BEGIN Passage

If other types of stem cells are also found to be sensitive to these chromatin perturbations, this could lead to novel cancer therapies in the future, Panning says.

Prenatal Biochemical Screening Detects Half of Chromosomal Abnormalities

Prenatal biochemical screening tests are widely used to look for chromosomal abnormalities in the fetus which can lead to serious handicap, or even death during gestation or in the first few days after birth. But these tests are only able to detect fewer than half of the total chromosomal abnormalities in the fetus, a scientist will tell the annual conference of the European Society of Human Genetics tomorrow (Monday 2 June) Dr. Francesca R. Grati, of the TOMA Laboratory, Busto Arsizio, Italy, says that these findings mean that women should be better informed on the limitations of such diagnostic tests.The researchers studied 115,576 prenatal diagnoses carried out during the last fourteen years. 84,847 were amniocenteses, usually carried out around the 16th week of pregnancy, and 30,729 chorionic villus samplings, which can be undertaken from 12 weeks into the pregnancy. Both these tests carry an increased risk of miscarriage, so the decision on whether or not to undertake them can be difficult to weigh up. “Since our sample included a large number of women aged less than 35 who underwent invasive prenatal diagnosis without any pathological indication to do so, we felt that the results could be useful in helping to inform pre-test counselling of such women”, says Dr. Grati. “Up until now, the information we had came from smaller studies which only looked at the performance of these tests in detecting a limited number of chromosomal abnormalities.”

After analysing the results of the chromosomal abnormalities from their own dataset, the researchers combined them with the official detection rates for these abnormalities published by SURUSS and FASTER consortia. These are multi-centre research groups involved in the investigation of screening and diagnostic tests performed in pregnancy, whose results are being used to optimise prenatal care for pregnant patients. They found that current screening procedures were only able to detect half the total chromosomal abnormalities in women both younger and older than 35.

END Passage
BEGIN Dataset excerpts

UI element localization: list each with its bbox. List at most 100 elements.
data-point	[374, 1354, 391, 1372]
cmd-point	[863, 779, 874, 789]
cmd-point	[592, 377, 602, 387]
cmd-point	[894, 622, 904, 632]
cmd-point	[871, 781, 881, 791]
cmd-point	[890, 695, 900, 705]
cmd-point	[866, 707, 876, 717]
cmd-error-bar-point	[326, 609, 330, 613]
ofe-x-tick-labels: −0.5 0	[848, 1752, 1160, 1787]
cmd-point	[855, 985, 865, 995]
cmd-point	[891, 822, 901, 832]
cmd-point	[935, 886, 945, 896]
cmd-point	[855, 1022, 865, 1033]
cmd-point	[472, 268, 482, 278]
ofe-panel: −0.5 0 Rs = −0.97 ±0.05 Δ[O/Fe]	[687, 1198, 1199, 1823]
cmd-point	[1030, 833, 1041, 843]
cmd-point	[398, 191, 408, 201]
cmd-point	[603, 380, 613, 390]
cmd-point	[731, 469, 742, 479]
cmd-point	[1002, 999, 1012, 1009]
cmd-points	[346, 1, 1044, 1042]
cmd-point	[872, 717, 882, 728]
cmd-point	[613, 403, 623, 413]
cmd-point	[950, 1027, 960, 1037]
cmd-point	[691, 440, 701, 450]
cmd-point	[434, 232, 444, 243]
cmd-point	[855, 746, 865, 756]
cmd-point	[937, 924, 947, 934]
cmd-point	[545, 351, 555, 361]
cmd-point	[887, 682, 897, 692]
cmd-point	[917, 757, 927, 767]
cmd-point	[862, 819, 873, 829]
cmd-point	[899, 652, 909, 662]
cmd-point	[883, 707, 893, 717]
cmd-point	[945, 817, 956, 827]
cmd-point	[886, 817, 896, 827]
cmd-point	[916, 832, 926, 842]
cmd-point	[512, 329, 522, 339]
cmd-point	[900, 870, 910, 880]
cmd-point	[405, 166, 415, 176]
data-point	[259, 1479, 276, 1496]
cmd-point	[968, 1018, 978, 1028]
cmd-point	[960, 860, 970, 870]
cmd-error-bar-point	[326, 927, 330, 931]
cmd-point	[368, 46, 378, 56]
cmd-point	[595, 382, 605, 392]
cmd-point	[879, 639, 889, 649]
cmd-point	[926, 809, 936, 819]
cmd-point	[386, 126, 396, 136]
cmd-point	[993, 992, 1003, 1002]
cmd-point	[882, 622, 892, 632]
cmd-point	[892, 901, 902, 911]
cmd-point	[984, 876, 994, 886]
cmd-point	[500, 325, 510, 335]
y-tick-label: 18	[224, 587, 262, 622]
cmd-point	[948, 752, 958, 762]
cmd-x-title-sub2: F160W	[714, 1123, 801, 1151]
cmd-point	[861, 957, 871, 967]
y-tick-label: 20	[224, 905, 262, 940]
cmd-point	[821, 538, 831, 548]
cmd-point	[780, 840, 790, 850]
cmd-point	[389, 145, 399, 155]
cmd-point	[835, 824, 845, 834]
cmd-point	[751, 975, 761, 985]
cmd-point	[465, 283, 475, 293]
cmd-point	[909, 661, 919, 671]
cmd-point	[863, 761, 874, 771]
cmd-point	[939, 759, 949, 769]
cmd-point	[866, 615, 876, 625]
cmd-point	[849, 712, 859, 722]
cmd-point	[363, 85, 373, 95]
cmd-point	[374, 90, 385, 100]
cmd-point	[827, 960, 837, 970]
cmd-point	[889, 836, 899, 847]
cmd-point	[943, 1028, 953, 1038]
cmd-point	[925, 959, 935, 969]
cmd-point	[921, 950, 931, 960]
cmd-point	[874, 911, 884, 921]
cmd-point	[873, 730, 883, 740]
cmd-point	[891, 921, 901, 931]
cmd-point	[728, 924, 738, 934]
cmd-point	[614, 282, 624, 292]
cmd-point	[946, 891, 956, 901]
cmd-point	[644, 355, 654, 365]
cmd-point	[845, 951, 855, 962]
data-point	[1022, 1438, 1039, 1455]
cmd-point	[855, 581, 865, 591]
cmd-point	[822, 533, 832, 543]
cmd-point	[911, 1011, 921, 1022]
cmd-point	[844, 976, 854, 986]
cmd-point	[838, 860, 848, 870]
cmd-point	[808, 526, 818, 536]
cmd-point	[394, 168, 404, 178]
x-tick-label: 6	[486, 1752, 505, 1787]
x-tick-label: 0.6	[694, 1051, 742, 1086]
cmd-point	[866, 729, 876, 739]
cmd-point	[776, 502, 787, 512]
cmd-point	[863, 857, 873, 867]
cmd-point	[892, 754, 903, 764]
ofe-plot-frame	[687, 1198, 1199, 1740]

END Dataset excerpts

### Required work
(a) Return the words of the prenatal screening passage verbatim, starting at "After analysing the" and ending at "older than 35.".
(b) Answer these questions from the prenatal screening passage:
(i) How many prenatal diagnoses did the researchers study?
(ii) Around which week of pregnancy is amniocentesis usually carried out?
(iii) Which consortia published the official detection rates that the researchers combined with their own results?

### Expected results
(a)
After analysing the results of the chromosomal abnormalities from their own dataset, the researchers combined them with the official detection rates for these abnormalities published by SURUSS and FASTER consortia. These are multi-centre research groups involved in the investigation of screening and diagnostic tests performed in pregnancy, whose results are being used to optimise prenatal care for pregnant patients. They found that current screening procedures were only able to detect half the total chromosomal abnormalities in women both younger and older than 35.

(b)
(i) 115,576
(ii) Around the 16th week
(iii) SURUSS and FASTER